- What you have to do -
Gather each line containing the string "然后加水稀释" from these entries.

[BEGIN Data excerpts]

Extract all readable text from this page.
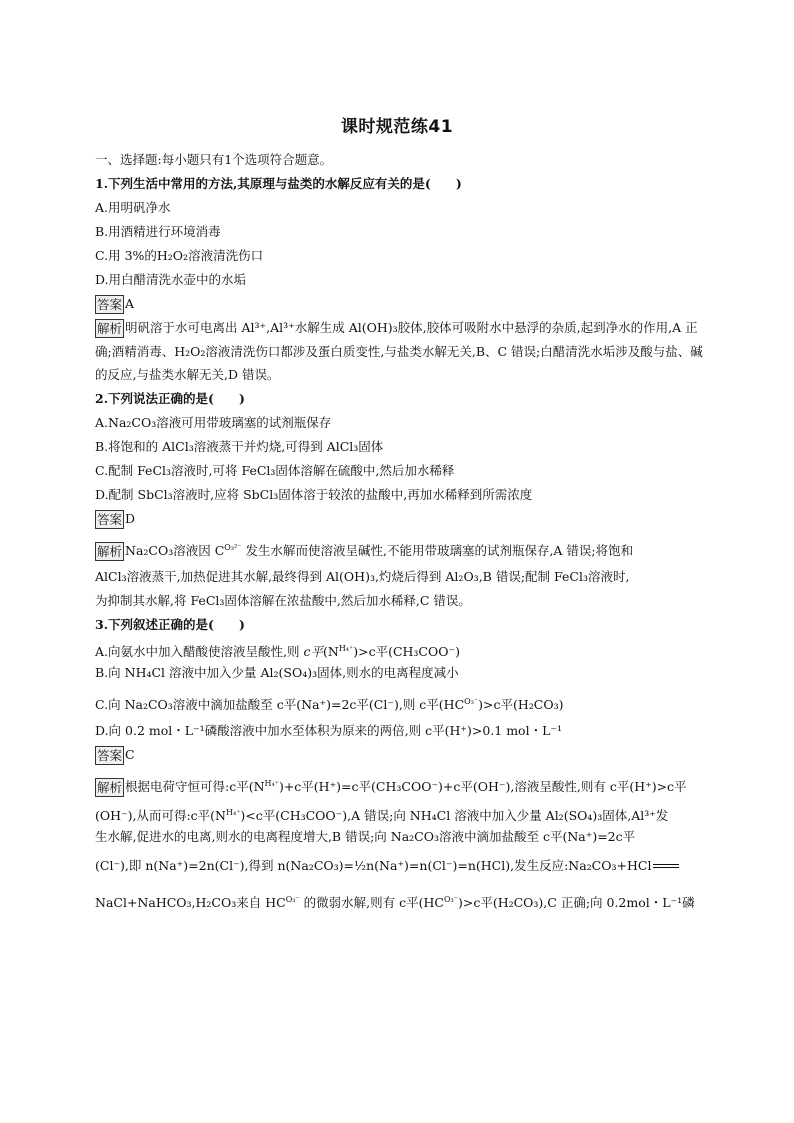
课时规范练41
一、选择题:每小题只有1个选项符合题意。
1.下列生活中常用的方法,其原理与盐类的水解反应有关的是(　　)
A.用明矾净水
B.用酒精进行环境消毒
C.用 3%的H₂O₂溶液清洗伤口
D.用白醋清洗水壶中的水垢
答案 A
解析 明矾溶于水可电离出 Al³⁺,Al³⁺水解生成 Al(OH)₃胶体,胶体可吸附水中悬浮的杂质,起到净水的作用,A 正确;酒精消毒、H₂O₂溶液清洗伤口都涉及蛋白质变性,与盐类水解无关,B、C 错误;白醋清洗水垢涉及酸与盐、碱的反应,与盐类水解无关,D 错误。
2.下列说法正确的是(　　)
A.Na₂CO₃溶液可用带玻璃塞的试剂瓶保存
B.将饱和的 AlCl₃溶液蒸干并灼烧,可得到 AlCl₃固体
C.配制 FeCl₃溶液时,可将 FeCl₃固体溶解在硫酸中,然后加水稀释
D.配制 SbCl₃溶液时,应将 SbCl₃固体溶于较浓的盐酸中,再加水稀释到所需浓度
答案 D
解析 Na₂CO₃溶液因 $C^{O_3^{2-}}$ 发生水解而使溶液呈碱性,不能用带玻璃塞的试剂瓶保存,A 错误;将饱和
AlCl₃溶液蒸干,加热促进其水解,最终得到 Al(OH)₃,灼烧后得到 Al₂O₃,B 错误;配制 FeCl₃溶液时,
为抑制其水解,将 FeCl₃固体溶解在浓盐酸中,然后加水稀释,C 错误。
3.下列叙述正确的是(　　)
A.向氨水中加入醋酸使溶液呈酸性,则 c平$(N^{H_4^+})>c$平(CH₃COO⁻)
B.向 NH₄Cl 溶液中加入少量 Al₂(SO₄)₃固体,则水的电离程度减小
C.向 Na₂CO₃溶液中滴加盐酸至 c平(Na⁺)=2c平(Cl⁻),则 c平$(HC^{O_3^-})>c$平(H₂CO₃)
D.向 0.2 mol・L⁻¹磷酸溶液中加水至体积为原来的两倍,则 c平(H⁺)>0.1 mol・L⁻¹
答案 C
解析 根据电荷守恒可得:c平$(N^{H_4^+})+c$平(H⁺)=c平(CH₃COO⁻)+c平(OH⁻),溶液呈酸性,则有 c平(H⁺)>c平
(OH⁻),从而可得:c平$(N^{H_4^+})<c$平(CH₃COO⁻),A 错误;向 NH₄Cl 溶液中加入少量 Al₂(SO₄)₃固体,Al³⁺发
生水解,促进水的电离,则水的电离程度增大,B 错误;向 Na₂CO₃溶液中滴加盐酸至 c平(Na⁺)=2c平
(Cl⁻),即 n(Na⁺)=2n(Cl⁻),得到 n(Na₂CO₃)=½n(Na⁺)=n(Cl⁻)=n(HCl),发生反应:Na₂CO₃+HCl
NaCl+NaHCO₃,H₂CO₃来自 $HC^{O_3^-}$ 的微弱水解,则有 c平$(HC^{O_3^-})>c$平(H₂CO₃),C 正确;向 0.2mol・L⁻¹磷
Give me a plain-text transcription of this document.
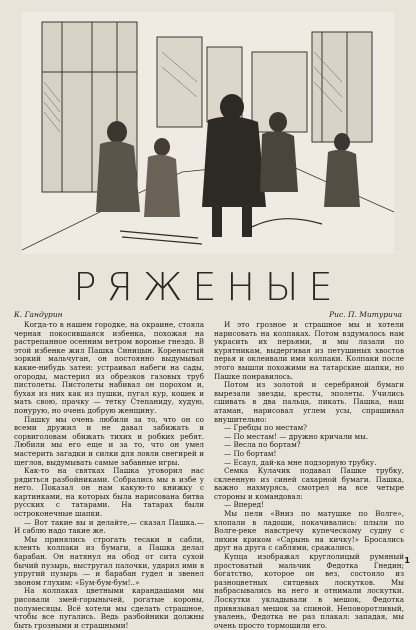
РЯЖЕНЫЕ
К. Гандурин	Рис. П. Митурича

Когда-то в нашем городке, на окраине, стояла черная покосившаяся избенка, похожая на растрепанное осенним ветром воронье гнездо. В этой избенке жил Пашка Синицын. Коренастый зоркий мальчуган, он постоянно выдумывал какие-нибудь затеи: устраивал набеги на сады, огороды, мастерил из обрезков газовых труб пистолеты. Пистолеты набивал он порохом и, бухая из них как из пушки, пугал кур, кошек и мать свою, прачку — тетку Степаниду, худую, понурую, но очень добрую женщину.

Пашку мы очень любили за то, что он со всеми дружил и не давал забижать и сорвиголовам обижать тихих и робких ребят. Любили мы его еще и за то, что он умел мастерить загадки и силки для ловли снегирей и щеглов, выдумывать самые забавные игры.

Как-то на святках Пашка уговорил нас рядиться разбойниками. Собрались мы в избе у него. Показал он нам какую-то книжку с картинками, на которых была нарисована битва русских с татарами. На татарах были остроконечные шапки.

— Вот такие вы и делайте,— сказал Пашка.— И саблю надо такие же.

Мы принялись строгать тесаки и сабли, клеить колпаки из бумаги, а Пашка делал барабан. Он натянул на обод от сита сухой бычий пузырь, выстругал палочки, ударил ими в упругий пузырь — и барабан гудел и звенел звоном глухим: «Бум-бум-бум!..»

На колпаках цветными карандашами мы рисовали змей-горынычей, рогатые короны, полумесяцы. Всё хотели мы сделать страшное, чтобы все пугались. Ведь разбойники должны быть грозными и страшными!

И это грозное и страшное мы и хотели нарисовать на колпаках. Потом вздумалось нам украсить их перьями, и мы лазали по курятникам, выдергивая из петушиных хвостов перья и оклеивали ими колпаки. Колпаки после этого вышли похожими на татарские шапки, но Пашке понравилось.

Потом из золотой и серебряной бумаги вырезали звезды, кресты, эполеты. Учились сшивать в два пальца, пикать. Пашка, наш атаман, нарисовал углем усы, спрашивал внушительно:

— Гребцы по местам?

— По местам! — дружно кричали мы.

— Весла по бортам?

— По бортам!

— Есаул, дай-ка мне подзорную трубку.

Семка Кулачик подавал Пашке трубку, склеенную из синей сахарной бумаги. Пашка, важно нахмурясь, смотрел на все четыре стороны и командовал:

— Вперед!

Мы пели «Вниз по матушке по Волге», хлопали в ладоши, покачивались: плыли по Волге-реке навстречу купеческому судну с лихим криком «Сарынь на кичку!» Бросались друг на друга с саблями, сражались.

Купца изображал круглолицый румяный простоватый мальчик Федотка Гнедин; богатство, которое он вез, состояло из разноцветных ситцевых лоскутков. Мы набрасывались на него и отнимали лоскутки. Лоскутки укладывали в мешок, Федотка привязывал мешок за спиной. Неповоротливый, увалень, Федотка не раз плакал: западая, мы очень просто тормошили его.

1
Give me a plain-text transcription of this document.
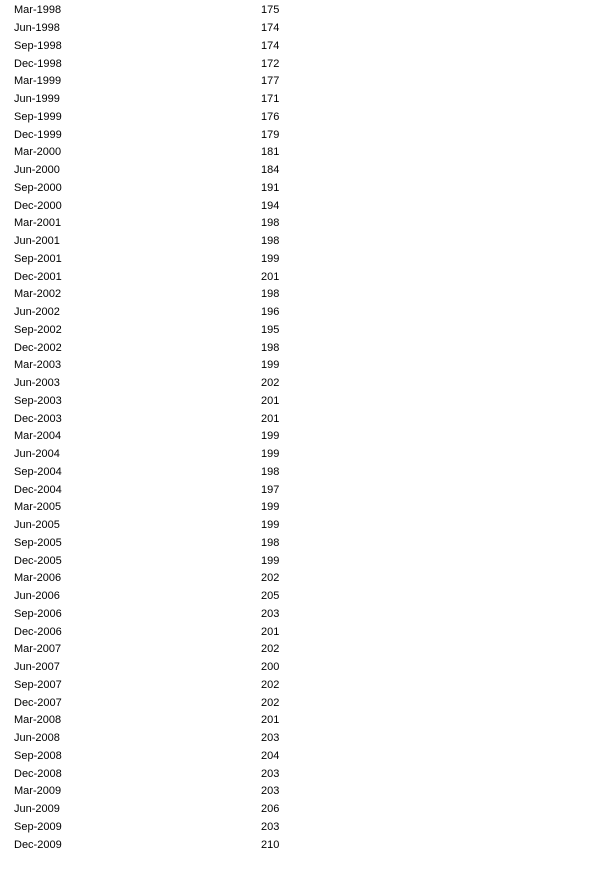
Mar-1998	175
Jun-1998	174
Sep-1998	174
Dec-1998	172
Mar-1999	177
Jun-1999	171
Sep-1999	176
Dec-1999	179
Mar-2000	181
Jun-2000	184
Sep-2000	191
Dec-2000	194
Mar-2001	198
Jun-2001	198
Sep-2001	199
Dec-2001	201
Mar-2002	198
Jun-2002	196
Sep-2002	195
Dec-2002	198
Mar-2003	199
Jun-2003	202
Sep-2003	201
Dec-2003	201
Mar-2004	199
Jun-2004	199
Sep-2004	198
Dec-2004	197
Mar-2005	199
Jun-2005	199
Sep-2005	198
Dec-2005	199
Mar-2006	202
Jun-2006	205
Sep-2006	203
Dec-2006	201
Mar-2007	202
Jun-2007	200
Sep-2007	202
Dec-2007	202
Mar-2008	201
Jun-2008	203
Sep-2008	204
Dec-2008	203
Mar-2009	203
Jun-2009	206
Sep-2009	203
Dec-2009	210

[END Data excerpts]

- Solved problem -
C.配制 FeCl₃溶液时,可将 FeCl₃固体溶解在硫酸中,然后加水稀释
为抑制其水解,将 FeCl₃固体溶解在浓盐酸中,然后加水稀释,C 错误。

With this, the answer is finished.